» Exercise goal:
Pull out every line below containing the word "made".

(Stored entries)
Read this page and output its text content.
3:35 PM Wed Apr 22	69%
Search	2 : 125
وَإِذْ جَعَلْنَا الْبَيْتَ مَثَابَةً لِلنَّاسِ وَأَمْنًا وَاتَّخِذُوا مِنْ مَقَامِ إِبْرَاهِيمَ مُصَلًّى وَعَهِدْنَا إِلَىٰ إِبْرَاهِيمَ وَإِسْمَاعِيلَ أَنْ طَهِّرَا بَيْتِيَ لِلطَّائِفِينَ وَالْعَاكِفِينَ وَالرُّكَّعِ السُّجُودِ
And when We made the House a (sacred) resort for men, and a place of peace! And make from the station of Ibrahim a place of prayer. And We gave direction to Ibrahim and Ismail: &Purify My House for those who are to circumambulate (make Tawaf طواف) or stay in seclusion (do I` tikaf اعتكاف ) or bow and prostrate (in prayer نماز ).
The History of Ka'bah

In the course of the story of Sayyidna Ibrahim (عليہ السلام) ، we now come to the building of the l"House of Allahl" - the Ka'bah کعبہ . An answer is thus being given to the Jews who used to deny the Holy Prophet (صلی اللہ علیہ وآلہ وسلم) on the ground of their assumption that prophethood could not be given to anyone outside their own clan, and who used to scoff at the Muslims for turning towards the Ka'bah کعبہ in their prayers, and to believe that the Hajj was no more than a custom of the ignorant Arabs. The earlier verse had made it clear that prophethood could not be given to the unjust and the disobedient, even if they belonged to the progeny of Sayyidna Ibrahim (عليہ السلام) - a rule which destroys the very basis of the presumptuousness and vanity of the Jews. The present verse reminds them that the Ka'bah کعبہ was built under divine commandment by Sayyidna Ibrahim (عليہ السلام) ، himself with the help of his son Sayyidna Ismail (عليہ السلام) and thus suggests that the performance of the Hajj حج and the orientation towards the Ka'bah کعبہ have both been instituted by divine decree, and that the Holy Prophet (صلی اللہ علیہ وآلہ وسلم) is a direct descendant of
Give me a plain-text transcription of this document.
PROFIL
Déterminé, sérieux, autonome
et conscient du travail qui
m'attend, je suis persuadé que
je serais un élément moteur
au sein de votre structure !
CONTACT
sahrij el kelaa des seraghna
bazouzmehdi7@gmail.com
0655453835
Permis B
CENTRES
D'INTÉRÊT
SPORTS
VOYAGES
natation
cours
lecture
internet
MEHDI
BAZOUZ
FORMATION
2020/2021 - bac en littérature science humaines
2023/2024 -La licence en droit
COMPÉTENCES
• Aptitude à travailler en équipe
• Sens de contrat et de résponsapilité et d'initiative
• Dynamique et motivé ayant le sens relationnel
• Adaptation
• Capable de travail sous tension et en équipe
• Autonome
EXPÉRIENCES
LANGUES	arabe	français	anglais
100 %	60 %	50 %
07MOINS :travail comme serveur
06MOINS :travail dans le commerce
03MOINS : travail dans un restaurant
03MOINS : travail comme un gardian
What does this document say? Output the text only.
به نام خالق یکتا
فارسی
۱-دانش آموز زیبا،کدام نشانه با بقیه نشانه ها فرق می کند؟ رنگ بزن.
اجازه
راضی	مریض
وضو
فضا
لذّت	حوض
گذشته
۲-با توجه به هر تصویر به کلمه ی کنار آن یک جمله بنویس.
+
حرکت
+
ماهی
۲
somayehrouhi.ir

» The answer:
And when We made the House a (sacred) resort for men, and a place of peace! And make from the station of Ibrahim a place of prayer. And We gave direction to Ibrahim and Ismail: &Purify My House for those who are to circumambulate (make Tawaf طواف) or stay in seclusion (do I` tikaf اعتكاف ) or bow and prostrate (in prayer نماز ).
In the course of the story of Sayyidna Ibrahim (عليہ السلام) ، we now come to the building of the l"House of Allahl" - the Ka'bah کعبہ . An answer is thus being given to the Jews who used to deny the Holy Prophet (صلی اللہ علیہ وآلہ وسلم) on the ground of their assumption that prophethood could not be given to anyone outside their own clan, and who used to scoff at the Muslims for turning towards the Ka'bah کعبہ in their prayers, and to believe that the Hajj was no more than a custom of the ignorant Arabs. The earlier verse had made it clear that prophethood could not be given to the unjust and the disobedient, even if they belonged to the progeny of Sayyidna Ibrahim (عليہ السلام) - a rule which destroys the very basis of the presumptuousness and vanity of the Jews. The present verse reminds them that the Ka'bah کعبہ was built under divine commandment by Sayyidna Ibrahim (عليہ السلام) ، himself with the help of his son Sayyidna Ismail (عليہ السلام) and thus suggests that the performance of the Hajj حج and the orientation towards the Ka'bah کعبہ have both been instituted by divine decree, and that the Holy Prophet (صلی اللہ علیہ وآلہ وسلم) is a direct descendant of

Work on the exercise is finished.